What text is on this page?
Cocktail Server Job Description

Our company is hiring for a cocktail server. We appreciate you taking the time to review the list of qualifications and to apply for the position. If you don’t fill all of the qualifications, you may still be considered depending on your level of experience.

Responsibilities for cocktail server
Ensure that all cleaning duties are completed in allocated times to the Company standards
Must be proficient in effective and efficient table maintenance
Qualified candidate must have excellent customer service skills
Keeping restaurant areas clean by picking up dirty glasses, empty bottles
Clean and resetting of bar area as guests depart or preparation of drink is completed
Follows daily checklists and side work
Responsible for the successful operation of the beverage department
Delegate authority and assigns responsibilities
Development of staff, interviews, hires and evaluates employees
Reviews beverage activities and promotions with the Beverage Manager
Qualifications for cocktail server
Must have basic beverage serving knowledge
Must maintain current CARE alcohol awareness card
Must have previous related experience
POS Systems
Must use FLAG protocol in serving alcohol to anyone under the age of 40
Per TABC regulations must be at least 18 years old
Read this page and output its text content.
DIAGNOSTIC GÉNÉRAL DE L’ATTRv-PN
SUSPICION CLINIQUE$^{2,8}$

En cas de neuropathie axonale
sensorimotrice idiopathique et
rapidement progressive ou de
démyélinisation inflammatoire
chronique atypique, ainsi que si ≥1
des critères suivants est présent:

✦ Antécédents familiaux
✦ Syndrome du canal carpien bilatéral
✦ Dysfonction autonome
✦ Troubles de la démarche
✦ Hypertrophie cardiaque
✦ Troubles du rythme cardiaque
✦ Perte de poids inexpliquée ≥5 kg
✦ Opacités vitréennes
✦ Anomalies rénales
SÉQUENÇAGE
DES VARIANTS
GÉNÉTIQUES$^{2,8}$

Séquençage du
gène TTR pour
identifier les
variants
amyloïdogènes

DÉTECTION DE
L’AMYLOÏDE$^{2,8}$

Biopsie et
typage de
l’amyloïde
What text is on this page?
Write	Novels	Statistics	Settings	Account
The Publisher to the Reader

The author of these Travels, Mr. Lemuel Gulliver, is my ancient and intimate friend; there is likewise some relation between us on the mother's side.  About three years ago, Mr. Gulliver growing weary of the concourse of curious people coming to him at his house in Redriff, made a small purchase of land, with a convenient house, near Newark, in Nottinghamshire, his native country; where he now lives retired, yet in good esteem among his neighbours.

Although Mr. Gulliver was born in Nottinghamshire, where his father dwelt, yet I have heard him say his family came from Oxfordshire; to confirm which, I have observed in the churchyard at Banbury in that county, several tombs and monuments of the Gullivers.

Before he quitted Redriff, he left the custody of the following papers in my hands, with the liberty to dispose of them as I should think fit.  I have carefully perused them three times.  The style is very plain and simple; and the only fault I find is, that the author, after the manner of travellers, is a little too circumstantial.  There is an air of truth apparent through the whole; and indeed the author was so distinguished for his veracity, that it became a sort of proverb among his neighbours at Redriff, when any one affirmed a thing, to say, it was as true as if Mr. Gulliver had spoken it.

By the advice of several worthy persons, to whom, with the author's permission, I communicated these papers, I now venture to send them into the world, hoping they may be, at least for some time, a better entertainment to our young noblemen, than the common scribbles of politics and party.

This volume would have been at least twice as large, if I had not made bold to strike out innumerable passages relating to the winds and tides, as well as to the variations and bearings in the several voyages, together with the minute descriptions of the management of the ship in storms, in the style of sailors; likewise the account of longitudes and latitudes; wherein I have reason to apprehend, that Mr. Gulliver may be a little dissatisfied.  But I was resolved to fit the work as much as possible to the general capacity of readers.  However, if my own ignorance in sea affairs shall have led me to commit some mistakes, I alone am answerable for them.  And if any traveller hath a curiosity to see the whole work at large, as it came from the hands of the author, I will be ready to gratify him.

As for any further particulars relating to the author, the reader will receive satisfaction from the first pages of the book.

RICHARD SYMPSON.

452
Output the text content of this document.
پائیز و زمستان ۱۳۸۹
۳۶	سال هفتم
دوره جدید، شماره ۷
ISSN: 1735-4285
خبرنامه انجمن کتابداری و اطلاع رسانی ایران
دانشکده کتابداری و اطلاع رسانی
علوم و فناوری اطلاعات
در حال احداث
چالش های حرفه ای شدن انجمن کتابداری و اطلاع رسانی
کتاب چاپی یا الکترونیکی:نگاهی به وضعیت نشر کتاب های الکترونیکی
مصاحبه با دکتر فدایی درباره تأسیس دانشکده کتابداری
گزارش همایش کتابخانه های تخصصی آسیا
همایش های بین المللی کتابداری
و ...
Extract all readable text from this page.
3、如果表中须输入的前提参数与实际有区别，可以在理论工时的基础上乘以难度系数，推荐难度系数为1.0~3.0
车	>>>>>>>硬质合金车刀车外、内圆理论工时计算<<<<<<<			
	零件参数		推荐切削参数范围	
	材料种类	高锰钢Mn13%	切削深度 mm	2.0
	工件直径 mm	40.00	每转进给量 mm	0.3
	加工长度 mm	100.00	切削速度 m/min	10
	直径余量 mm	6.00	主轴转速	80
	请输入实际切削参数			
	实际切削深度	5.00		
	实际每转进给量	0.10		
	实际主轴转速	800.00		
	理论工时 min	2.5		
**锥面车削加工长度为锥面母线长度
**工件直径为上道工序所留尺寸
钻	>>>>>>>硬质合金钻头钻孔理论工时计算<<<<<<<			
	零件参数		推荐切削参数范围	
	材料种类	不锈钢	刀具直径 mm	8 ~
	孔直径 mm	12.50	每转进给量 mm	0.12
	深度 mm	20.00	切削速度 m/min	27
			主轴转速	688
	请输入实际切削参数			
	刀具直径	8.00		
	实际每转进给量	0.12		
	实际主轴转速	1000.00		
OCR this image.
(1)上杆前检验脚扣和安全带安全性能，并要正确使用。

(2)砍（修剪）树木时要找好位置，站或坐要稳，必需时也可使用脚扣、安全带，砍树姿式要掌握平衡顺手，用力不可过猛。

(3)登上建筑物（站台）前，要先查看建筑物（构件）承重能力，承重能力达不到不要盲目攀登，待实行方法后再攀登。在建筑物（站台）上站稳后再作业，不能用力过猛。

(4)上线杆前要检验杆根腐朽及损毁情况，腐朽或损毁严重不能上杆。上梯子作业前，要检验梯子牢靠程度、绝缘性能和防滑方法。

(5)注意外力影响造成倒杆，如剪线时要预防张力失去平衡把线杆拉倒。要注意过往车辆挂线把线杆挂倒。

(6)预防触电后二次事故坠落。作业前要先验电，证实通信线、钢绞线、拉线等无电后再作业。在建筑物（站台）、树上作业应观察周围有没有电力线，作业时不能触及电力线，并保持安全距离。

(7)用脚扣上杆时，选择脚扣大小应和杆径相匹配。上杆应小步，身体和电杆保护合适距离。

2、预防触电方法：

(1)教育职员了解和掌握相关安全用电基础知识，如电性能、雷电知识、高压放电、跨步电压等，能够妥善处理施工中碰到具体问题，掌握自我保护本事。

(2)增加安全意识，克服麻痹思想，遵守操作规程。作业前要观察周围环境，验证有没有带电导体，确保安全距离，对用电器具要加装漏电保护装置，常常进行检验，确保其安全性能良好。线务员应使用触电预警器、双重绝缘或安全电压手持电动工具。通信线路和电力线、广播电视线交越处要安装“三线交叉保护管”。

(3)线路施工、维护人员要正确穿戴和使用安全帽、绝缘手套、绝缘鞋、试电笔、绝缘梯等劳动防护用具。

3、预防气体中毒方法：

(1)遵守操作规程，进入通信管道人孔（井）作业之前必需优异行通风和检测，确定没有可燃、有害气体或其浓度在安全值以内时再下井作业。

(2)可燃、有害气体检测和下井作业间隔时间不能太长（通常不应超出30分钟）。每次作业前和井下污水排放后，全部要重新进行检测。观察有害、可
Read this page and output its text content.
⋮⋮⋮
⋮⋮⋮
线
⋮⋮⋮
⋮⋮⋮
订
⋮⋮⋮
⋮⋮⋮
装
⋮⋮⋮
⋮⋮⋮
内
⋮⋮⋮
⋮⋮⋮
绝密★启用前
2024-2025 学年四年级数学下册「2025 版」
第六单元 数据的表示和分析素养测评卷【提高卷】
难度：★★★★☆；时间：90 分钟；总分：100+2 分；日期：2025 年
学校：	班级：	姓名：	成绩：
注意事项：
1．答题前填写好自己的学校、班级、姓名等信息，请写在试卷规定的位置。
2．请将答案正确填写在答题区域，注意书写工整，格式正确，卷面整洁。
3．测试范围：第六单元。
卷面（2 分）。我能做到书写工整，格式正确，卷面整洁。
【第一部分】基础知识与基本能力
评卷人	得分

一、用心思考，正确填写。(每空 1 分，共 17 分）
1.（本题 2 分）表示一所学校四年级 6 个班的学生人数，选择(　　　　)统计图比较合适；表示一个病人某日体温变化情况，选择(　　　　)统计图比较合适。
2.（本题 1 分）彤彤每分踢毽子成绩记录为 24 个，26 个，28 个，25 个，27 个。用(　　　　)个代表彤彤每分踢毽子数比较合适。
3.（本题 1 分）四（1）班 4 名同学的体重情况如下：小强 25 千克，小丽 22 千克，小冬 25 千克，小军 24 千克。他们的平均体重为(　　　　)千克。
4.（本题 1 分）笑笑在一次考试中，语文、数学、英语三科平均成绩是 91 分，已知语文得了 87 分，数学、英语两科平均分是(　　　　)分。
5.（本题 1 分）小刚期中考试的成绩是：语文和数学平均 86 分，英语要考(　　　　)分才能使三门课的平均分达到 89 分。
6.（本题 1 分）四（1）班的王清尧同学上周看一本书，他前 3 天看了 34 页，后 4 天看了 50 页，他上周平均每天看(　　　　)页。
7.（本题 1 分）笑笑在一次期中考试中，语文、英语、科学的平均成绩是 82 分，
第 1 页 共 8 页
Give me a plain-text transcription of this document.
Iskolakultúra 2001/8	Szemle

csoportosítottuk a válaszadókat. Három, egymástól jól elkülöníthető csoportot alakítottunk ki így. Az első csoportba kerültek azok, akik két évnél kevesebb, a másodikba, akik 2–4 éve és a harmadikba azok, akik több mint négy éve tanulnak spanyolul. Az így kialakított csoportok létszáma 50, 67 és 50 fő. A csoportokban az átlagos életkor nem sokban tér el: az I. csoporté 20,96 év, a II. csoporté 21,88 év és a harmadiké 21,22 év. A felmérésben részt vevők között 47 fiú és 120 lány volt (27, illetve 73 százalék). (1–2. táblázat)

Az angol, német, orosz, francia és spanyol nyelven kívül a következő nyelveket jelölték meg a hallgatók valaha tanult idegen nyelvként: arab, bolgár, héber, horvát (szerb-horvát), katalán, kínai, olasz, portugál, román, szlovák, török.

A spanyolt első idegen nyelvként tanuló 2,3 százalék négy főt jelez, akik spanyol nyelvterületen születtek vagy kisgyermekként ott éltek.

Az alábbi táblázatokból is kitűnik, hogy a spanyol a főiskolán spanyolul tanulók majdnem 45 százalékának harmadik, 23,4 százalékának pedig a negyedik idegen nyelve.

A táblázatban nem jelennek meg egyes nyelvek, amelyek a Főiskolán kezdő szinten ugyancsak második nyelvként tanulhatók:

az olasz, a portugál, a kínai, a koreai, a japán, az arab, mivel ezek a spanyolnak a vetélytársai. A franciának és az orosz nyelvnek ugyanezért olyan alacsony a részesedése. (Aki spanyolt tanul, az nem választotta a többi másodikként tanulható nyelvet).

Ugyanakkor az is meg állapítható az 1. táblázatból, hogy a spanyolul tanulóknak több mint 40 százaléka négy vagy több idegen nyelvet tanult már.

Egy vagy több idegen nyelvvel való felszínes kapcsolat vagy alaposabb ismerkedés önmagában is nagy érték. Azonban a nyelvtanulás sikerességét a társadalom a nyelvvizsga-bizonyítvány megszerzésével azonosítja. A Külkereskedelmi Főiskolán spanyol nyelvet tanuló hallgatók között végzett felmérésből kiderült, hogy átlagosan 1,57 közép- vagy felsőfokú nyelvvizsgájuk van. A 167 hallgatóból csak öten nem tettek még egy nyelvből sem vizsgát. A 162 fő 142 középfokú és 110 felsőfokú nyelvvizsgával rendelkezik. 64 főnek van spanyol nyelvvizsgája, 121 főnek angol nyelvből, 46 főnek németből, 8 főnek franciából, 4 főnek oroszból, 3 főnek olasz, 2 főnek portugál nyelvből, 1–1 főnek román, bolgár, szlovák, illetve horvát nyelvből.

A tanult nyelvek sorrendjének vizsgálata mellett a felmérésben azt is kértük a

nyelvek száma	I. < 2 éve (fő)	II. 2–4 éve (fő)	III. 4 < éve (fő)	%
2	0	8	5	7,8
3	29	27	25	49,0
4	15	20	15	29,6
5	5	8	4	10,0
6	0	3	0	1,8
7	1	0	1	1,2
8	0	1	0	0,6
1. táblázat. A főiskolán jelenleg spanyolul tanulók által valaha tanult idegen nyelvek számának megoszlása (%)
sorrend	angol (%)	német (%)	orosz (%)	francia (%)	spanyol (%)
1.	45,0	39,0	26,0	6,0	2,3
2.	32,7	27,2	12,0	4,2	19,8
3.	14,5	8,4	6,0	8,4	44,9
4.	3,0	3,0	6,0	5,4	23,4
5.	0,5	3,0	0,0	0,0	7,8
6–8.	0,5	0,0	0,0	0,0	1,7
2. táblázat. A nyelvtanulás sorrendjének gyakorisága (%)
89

+ + + +

Task instructions →
Take every line above carrying "cardiaque" and return it.

Problem solution →
✦ Hypertrophie cardiaque
✦ Troubles du rythme cardiaque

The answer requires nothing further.